>> Begin MATERIAL PROVIDED

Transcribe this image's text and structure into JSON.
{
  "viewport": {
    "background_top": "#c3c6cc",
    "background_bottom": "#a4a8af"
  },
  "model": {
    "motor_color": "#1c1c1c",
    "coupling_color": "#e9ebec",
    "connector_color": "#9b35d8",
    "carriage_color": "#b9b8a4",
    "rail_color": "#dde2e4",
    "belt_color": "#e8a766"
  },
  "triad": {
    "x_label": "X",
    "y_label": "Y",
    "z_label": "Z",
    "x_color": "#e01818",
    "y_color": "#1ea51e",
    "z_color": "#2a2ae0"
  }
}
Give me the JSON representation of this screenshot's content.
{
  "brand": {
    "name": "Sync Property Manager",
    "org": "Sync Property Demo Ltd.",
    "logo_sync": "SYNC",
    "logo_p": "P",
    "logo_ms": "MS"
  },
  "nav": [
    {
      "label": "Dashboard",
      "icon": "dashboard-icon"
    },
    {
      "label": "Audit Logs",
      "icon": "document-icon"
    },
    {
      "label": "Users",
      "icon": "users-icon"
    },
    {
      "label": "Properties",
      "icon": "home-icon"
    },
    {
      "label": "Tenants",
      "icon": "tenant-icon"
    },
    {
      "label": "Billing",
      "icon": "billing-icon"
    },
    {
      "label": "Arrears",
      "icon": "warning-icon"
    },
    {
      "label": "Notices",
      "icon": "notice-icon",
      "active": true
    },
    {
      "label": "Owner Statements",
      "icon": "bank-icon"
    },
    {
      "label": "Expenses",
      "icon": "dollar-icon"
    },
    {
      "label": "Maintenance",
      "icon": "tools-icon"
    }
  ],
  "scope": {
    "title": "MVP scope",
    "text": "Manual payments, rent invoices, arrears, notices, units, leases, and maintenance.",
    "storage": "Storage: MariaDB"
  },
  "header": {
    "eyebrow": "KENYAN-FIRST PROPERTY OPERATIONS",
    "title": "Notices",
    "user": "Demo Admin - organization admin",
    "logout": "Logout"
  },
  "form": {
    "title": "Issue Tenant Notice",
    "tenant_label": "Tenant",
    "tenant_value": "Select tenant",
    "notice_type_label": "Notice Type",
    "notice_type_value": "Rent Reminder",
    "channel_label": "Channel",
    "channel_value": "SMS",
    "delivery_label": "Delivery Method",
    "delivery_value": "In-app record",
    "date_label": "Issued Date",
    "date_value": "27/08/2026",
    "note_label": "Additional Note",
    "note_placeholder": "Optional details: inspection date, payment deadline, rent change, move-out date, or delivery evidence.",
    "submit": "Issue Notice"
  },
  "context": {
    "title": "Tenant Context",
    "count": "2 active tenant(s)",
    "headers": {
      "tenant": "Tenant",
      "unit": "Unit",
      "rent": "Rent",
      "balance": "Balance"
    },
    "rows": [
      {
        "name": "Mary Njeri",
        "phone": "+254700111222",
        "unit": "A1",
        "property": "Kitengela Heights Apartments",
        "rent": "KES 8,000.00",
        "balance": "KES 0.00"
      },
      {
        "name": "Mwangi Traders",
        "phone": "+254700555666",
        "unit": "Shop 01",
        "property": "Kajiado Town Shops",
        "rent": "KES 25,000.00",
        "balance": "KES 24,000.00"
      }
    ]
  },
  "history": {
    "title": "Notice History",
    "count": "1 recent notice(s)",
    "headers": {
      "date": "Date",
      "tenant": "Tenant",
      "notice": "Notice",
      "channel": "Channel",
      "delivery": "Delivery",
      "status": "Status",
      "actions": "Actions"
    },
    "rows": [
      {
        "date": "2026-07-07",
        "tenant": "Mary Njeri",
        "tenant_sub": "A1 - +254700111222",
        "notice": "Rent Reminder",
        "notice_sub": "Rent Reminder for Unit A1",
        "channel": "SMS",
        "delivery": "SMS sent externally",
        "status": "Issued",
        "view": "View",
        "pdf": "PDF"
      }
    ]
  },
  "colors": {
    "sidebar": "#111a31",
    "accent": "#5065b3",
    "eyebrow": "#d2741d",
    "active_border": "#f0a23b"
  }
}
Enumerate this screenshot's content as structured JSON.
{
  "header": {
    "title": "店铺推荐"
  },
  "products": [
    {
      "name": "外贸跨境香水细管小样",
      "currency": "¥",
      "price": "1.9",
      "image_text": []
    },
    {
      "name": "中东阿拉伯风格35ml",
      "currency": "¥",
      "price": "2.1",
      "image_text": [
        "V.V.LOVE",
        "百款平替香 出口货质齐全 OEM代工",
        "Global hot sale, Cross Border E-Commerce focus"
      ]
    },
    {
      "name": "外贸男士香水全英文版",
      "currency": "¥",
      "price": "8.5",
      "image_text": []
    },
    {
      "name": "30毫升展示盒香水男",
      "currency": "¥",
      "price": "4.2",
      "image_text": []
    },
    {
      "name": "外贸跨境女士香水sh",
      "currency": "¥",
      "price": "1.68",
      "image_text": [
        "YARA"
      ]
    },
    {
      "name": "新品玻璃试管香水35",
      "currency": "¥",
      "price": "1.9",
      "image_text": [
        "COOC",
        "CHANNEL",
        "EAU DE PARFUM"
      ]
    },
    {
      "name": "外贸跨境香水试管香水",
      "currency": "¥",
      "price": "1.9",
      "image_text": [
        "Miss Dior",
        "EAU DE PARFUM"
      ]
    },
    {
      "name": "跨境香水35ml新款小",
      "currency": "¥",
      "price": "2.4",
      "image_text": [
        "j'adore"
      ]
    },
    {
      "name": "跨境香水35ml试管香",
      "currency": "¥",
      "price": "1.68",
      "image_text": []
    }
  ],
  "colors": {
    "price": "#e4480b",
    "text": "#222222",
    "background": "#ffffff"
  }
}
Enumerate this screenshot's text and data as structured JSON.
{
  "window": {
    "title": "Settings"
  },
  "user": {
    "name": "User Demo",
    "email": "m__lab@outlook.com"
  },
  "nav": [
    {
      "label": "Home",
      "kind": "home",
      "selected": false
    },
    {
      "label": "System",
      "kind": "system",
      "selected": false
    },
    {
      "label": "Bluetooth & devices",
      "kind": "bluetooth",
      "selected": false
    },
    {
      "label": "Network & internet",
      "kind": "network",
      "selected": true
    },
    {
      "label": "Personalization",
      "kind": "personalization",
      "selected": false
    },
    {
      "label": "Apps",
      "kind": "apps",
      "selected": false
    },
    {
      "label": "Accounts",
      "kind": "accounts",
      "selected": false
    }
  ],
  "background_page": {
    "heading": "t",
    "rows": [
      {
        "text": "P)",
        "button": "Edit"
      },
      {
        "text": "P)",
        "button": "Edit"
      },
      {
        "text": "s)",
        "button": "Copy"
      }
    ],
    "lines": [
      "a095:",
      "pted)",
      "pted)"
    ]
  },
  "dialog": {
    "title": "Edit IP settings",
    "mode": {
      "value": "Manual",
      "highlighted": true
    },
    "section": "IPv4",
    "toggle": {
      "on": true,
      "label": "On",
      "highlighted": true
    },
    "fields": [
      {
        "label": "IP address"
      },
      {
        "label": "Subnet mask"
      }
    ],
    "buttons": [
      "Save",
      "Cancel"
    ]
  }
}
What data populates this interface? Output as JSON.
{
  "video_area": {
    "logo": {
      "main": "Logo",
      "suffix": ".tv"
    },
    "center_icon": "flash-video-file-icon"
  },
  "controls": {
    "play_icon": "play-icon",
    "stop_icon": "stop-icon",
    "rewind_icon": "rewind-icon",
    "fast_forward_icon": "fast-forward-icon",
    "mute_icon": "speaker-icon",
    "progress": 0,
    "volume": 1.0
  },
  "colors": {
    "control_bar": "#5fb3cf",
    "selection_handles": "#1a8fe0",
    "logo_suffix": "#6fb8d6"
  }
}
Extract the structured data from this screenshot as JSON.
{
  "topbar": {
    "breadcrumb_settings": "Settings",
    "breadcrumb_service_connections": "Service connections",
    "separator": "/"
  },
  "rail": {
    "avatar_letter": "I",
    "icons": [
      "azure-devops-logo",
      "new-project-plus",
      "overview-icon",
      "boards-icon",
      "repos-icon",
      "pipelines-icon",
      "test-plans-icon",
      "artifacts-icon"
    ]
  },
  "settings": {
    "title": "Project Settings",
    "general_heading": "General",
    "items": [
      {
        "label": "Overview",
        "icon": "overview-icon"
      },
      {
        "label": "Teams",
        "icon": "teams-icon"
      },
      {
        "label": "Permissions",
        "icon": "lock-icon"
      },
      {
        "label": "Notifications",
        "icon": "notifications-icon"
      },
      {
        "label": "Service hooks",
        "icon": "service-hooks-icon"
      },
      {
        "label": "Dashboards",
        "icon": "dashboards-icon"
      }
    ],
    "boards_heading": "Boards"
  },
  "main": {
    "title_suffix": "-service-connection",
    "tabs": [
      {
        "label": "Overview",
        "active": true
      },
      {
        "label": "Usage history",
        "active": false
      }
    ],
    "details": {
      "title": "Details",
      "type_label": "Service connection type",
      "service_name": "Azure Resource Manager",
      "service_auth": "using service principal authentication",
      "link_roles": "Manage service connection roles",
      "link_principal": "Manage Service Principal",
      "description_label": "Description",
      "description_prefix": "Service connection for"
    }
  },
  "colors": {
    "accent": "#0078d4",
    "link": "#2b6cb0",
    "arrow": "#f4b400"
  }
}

>> End MATERIAL PROVIDED

DO THIS: Count the lines in the material above where the string "true" appears, then state only that count.

COMPLETED EXERCISE: 6